§ To be done
Can you reproduce, word for word, the lines in the rows below from the line with "point-p2 — [63, 188, 67, 192]" up to and including the line with "equation-5-13a: DS = (riS"?

-- -- --

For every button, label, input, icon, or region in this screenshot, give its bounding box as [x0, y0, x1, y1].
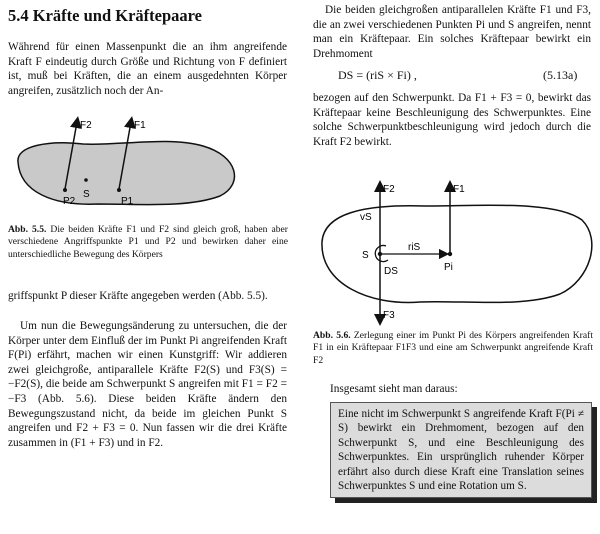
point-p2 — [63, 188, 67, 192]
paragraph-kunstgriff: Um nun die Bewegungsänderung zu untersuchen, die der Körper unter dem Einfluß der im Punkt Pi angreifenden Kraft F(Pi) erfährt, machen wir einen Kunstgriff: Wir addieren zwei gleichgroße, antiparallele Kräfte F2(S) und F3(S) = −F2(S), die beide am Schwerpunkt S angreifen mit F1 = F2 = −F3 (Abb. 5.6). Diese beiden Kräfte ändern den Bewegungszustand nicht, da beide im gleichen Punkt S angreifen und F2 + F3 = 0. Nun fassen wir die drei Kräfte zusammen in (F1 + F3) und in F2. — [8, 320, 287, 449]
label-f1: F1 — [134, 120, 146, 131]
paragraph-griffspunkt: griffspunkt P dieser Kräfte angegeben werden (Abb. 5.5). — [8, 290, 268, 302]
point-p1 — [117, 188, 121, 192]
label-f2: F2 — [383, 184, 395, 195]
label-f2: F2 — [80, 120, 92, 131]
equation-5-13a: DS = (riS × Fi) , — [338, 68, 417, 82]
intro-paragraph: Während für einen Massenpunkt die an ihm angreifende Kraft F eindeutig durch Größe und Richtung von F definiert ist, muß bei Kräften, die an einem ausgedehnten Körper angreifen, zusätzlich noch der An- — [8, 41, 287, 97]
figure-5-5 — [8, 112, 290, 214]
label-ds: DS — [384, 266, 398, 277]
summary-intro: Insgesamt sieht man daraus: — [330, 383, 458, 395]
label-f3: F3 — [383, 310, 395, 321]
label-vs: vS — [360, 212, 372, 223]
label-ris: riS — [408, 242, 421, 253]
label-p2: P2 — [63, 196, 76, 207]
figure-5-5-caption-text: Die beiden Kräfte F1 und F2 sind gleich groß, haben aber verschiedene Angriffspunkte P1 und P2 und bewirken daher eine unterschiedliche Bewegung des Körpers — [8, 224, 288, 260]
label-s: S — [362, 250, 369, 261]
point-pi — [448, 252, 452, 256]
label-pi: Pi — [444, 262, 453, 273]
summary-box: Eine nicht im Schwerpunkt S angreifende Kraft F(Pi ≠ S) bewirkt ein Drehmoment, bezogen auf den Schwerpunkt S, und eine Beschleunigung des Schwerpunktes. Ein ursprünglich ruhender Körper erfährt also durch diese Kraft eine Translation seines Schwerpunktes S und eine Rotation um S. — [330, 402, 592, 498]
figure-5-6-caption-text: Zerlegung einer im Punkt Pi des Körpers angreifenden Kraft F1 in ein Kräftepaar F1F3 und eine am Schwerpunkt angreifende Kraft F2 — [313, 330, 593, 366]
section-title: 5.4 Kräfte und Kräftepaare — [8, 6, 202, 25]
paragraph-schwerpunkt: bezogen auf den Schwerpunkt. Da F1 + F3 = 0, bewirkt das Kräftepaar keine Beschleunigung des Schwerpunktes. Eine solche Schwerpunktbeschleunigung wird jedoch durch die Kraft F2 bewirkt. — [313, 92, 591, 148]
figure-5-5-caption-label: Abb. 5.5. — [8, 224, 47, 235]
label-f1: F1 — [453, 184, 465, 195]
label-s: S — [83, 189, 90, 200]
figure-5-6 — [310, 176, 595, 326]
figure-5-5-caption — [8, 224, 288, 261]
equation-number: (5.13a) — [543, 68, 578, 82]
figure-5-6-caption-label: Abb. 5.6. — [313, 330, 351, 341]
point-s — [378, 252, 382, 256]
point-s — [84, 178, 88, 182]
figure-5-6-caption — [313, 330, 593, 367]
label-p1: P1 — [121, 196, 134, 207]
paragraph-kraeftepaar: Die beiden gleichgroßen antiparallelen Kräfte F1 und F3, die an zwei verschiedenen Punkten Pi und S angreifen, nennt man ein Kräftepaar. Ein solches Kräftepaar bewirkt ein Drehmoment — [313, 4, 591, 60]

-- -- --

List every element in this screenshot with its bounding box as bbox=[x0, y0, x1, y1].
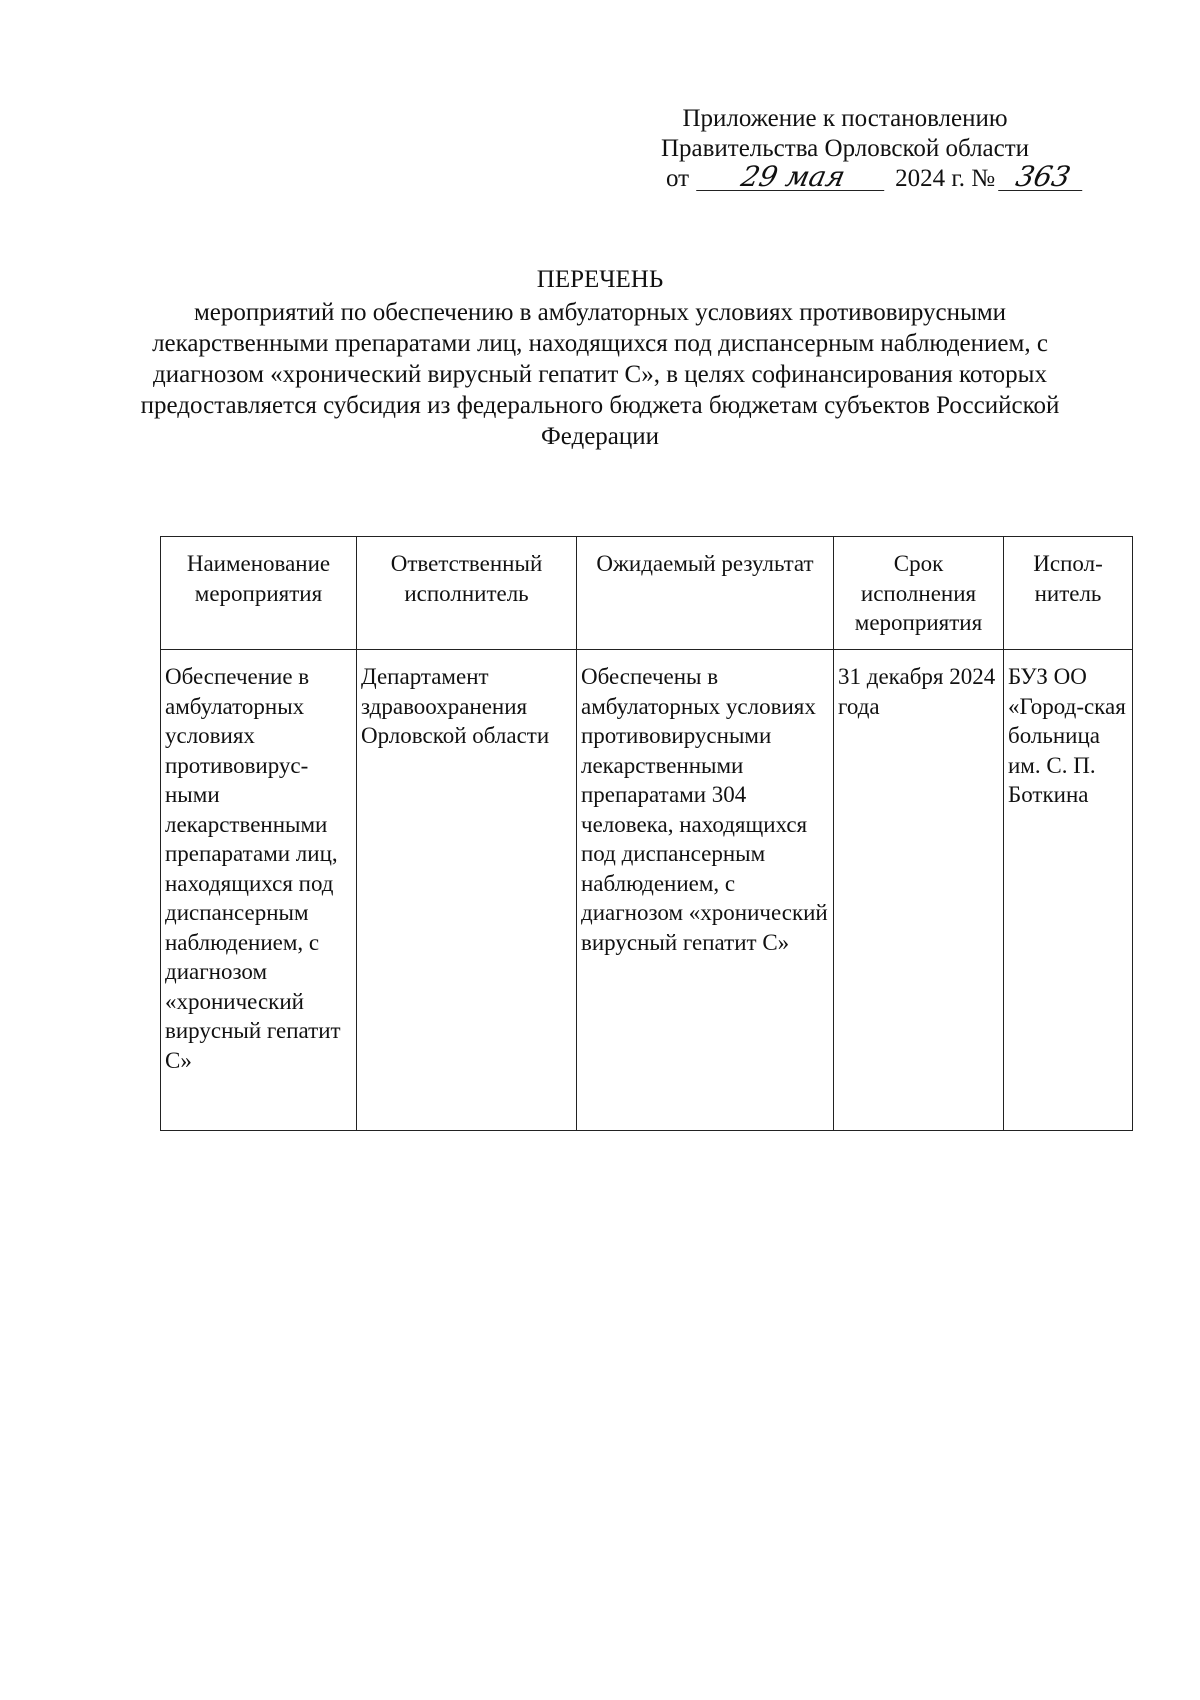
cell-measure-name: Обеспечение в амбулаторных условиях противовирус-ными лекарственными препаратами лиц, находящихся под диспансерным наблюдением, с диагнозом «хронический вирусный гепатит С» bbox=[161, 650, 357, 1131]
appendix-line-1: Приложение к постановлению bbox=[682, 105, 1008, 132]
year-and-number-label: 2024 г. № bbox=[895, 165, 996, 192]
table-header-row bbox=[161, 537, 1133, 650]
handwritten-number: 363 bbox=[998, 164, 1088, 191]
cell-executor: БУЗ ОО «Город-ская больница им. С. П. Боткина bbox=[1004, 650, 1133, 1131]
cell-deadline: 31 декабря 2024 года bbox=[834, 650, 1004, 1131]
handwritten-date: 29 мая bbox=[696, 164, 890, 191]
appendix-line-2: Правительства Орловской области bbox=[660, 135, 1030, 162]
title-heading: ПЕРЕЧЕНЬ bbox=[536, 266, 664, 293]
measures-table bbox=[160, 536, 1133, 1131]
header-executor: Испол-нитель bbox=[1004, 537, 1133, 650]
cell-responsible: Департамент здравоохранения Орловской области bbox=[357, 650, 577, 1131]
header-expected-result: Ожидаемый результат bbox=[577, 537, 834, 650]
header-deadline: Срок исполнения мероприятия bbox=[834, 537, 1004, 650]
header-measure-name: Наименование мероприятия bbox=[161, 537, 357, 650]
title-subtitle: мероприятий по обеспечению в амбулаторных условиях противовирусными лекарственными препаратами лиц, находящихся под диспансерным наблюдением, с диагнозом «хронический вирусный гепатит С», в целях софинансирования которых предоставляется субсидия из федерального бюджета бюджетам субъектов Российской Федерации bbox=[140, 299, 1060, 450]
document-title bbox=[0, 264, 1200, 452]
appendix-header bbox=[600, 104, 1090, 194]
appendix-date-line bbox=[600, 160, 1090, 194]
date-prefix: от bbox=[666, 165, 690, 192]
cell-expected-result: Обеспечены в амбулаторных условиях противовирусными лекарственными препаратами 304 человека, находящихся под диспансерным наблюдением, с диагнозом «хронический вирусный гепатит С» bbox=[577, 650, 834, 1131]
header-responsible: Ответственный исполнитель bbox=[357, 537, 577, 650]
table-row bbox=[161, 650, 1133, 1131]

-- -- --

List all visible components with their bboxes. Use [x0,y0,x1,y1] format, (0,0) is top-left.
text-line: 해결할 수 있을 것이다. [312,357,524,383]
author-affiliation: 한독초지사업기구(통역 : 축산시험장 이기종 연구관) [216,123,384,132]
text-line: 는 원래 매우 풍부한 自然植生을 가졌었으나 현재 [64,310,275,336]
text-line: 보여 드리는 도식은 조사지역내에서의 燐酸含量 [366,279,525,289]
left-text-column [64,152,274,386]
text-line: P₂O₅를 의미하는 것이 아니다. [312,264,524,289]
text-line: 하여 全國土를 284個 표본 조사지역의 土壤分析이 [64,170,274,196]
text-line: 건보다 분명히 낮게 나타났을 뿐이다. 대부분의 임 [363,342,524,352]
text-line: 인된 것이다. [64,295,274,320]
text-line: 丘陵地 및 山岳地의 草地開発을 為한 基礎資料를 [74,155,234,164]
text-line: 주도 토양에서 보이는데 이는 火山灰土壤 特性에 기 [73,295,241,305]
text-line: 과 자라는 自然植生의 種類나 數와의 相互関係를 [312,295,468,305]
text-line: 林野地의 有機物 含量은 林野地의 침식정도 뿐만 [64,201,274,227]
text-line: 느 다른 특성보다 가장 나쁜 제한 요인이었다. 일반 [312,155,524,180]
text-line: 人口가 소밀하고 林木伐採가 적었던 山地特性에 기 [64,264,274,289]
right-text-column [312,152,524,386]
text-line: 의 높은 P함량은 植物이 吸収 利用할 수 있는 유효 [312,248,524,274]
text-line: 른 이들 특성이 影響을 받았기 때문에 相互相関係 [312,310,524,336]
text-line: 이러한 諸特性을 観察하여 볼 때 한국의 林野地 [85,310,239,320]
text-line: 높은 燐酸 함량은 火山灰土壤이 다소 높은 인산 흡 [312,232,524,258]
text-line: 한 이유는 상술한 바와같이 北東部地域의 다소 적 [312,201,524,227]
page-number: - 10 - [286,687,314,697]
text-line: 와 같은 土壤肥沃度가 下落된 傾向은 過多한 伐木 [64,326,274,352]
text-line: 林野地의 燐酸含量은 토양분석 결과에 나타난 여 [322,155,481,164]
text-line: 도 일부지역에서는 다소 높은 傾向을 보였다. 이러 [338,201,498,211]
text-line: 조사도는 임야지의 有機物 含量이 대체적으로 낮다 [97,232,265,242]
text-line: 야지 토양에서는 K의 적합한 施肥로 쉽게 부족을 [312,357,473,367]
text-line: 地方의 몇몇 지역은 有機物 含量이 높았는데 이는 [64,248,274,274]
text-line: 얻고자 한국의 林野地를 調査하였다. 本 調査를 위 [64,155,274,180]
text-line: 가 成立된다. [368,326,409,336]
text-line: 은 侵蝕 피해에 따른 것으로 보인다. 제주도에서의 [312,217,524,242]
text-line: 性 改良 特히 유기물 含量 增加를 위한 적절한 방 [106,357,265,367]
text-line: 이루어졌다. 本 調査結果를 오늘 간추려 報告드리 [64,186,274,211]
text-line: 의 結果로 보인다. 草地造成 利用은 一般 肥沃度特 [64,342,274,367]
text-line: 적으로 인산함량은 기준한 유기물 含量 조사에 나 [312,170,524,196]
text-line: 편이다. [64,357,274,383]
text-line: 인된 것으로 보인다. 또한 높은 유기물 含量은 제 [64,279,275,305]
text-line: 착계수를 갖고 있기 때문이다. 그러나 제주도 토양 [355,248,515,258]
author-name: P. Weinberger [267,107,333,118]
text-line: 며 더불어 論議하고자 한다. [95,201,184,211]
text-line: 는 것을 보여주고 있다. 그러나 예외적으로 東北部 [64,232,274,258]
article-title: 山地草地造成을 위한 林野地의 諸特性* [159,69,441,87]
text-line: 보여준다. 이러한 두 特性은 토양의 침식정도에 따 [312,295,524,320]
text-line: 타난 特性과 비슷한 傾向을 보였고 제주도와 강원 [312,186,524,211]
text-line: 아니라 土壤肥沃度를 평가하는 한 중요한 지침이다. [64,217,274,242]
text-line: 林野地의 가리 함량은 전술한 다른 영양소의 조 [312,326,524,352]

-- -- --

§ Finished answer
point-p2 — [63, 188, 67, 192]
paragraph-kunstgriff: Um nun die Bewegungsänderung zu untersuchen, die der Körper unter dem Einfluß der im Punkt Pi angreifenden Kraft F(Pi) erfährt, machen wir einen Kunstgriff: Wir addieren zwei gleichgroße, antiparallele Kräfte F2(S) und F3(S) = −F2(S), die beide am Schwerpunkt S angreifen mit F1 = F2 = −F3 (Abb. 5.6). Diese beiden Kräfte ändern den Bewegungszustand nicht, da beide im gleichen Punkt S angreifen und F2 + F3 = 0. Nun fassen wir die drei Kräfte zusammen in (F1 + F3) und in F2. — [8, 320, 287, 449]
label-f1: F1 — [134, 120, 146, 131]
paragraph-griffspunkt: griffspunkt P dieser Kräfte angegeben werden (Abb. 5.5). — [8, 290, 268, 302]
point-p1 — [117, 188, 121, 192]
label-f2: F2 — [383, 184, 395, 195]
label-f2: F2 — [80, 120, 92, 131]
equation-5-13a: DS = (riS × Fi) , — [338, 68, 417, 82]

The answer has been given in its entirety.